> **YOUR INSTRUCTIONS**
Find the lines with "Өтемісов" in them and copy them out.

Data extracted from a collection
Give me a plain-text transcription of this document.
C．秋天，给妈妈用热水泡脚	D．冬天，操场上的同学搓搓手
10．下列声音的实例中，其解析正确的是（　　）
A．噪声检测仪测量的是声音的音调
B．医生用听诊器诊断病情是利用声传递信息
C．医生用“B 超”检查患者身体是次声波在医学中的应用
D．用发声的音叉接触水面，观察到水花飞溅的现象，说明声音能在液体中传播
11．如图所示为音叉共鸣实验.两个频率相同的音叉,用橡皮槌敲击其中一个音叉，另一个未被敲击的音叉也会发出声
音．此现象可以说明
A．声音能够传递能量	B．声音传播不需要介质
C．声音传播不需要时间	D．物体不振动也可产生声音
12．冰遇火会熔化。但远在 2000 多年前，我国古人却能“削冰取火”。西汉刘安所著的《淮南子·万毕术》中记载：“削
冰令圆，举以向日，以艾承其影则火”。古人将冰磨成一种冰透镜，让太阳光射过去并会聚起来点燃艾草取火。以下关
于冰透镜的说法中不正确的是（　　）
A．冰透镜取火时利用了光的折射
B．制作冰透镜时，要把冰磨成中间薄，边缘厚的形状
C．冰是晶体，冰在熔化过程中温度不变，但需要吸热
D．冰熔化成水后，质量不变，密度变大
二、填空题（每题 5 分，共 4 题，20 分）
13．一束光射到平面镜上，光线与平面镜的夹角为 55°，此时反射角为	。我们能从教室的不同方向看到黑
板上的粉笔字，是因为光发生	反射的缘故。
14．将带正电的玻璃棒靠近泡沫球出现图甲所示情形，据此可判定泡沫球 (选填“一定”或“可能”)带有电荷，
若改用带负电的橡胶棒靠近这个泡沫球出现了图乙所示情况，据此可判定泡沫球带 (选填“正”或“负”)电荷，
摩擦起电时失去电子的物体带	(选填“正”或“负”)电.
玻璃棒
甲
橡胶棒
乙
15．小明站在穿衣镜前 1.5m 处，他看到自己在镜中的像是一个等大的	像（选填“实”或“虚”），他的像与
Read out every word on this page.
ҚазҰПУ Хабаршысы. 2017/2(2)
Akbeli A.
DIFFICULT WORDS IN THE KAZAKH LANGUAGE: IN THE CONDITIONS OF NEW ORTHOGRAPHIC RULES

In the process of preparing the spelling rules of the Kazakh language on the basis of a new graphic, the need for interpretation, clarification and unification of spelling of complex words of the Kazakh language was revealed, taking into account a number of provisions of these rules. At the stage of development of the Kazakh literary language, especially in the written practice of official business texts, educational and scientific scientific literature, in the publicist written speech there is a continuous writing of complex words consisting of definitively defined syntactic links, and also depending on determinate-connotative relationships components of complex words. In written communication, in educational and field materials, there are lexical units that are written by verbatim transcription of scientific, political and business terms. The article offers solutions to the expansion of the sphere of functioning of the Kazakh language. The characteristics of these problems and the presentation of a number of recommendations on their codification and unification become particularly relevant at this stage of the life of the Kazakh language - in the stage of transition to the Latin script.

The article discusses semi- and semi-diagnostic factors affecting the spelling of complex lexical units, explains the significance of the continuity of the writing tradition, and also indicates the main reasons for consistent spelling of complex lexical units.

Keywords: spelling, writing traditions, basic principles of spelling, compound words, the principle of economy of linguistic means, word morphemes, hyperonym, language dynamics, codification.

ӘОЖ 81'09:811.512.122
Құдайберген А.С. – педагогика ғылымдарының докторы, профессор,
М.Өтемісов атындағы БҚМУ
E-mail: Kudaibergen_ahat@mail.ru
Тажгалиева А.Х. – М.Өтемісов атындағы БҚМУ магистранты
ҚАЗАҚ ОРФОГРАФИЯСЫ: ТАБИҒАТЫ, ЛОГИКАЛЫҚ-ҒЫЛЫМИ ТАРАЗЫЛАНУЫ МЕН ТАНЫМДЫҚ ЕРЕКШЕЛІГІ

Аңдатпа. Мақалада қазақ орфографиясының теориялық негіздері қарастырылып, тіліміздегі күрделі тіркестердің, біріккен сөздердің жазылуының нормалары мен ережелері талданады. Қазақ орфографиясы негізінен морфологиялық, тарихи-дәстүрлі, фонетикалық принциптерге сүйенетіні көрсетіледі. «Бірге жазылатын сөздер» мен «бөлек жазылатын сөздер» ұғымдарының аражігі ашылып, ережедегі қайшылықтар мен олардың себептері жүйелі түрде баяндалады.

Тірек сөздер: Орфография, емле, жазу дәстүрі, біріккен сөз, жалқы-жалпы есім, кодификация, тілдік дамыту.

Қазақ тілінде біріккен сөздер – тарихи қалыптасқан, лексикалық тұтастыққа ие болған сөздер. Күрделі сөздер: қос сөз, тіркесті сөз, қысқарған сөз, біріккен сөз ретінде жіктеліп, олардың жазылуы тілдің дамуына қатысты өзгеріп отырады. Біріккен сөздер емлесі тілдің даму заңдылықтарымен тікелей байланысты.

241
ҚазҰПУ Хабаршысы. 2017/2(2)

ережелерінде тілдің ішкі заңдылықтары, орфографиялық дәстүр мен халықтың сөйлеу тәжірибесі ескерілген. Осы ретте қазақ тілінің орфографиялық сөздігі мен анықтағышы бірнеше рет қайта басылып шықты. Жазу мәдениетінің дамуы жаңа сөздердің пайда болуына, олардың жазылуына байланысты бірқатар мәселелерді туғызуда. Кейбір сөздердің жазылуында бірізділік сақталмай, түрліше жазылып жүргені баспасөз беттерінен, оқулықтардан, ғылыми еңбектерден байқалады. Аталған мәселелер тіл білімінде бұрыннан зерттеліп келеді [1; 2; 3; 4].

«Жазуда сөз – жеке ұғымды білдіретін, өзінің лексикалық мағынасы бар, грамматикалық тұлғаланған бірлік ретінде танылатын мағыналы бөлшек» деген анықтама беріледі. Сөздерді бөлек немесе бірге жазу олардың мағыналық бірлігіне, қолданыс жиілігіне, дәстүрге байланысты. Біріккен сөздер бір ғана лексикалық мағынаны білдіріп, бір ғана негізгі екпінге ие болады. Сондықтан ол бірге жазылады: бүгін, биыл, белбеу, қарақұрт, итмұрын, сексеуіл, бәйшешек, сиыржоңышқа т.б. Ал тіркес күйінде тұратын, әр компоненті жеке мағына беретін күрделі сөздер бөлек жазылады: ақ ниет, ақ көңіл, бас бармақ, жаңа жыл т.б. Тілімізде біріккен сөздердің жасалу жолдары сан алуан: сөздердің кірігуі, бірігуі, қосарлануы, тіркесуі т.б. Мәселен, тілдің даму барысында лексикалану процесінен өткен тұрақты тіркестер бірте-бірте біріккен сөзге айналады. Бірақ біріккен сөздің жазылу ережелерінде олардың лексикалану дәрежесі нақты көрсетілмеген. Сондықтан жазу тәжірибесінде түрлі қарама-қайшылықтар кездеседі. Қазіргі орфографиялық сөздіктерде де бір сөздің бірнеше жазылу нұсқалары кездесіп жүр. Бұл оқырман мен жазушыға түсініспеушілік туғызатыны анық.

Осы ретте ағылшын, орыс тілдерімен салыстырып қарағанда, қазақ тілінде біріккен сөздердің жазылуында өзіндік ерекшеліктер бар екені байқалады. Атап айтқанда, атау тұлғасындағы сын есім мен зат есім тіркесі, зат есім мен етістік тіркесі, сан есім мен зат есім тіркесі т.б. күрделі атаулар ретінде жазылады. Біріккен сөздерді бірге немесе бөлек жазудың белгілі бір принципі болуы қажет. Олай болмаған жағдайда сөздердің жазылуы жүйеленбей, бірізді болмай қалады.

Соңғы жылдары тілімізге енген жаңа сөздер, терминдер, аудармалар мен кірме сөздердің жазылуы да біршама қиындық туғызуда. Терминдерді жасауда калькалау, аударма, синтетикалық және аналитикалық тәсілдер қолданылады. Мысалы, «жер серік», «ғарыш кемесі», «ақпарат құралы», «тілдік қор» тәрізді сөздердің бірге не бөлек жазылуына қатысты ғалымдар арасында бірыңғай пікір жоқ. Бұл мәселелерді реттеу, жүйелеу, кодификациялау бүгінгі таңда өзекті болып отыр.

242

> **RESPONSE FOR THIS EXERCISE**
М.Өтемісов атындағы БҚМУ
Тажгалиева А.Х. – М.Өтемісов атындағы БҚМУ магистранты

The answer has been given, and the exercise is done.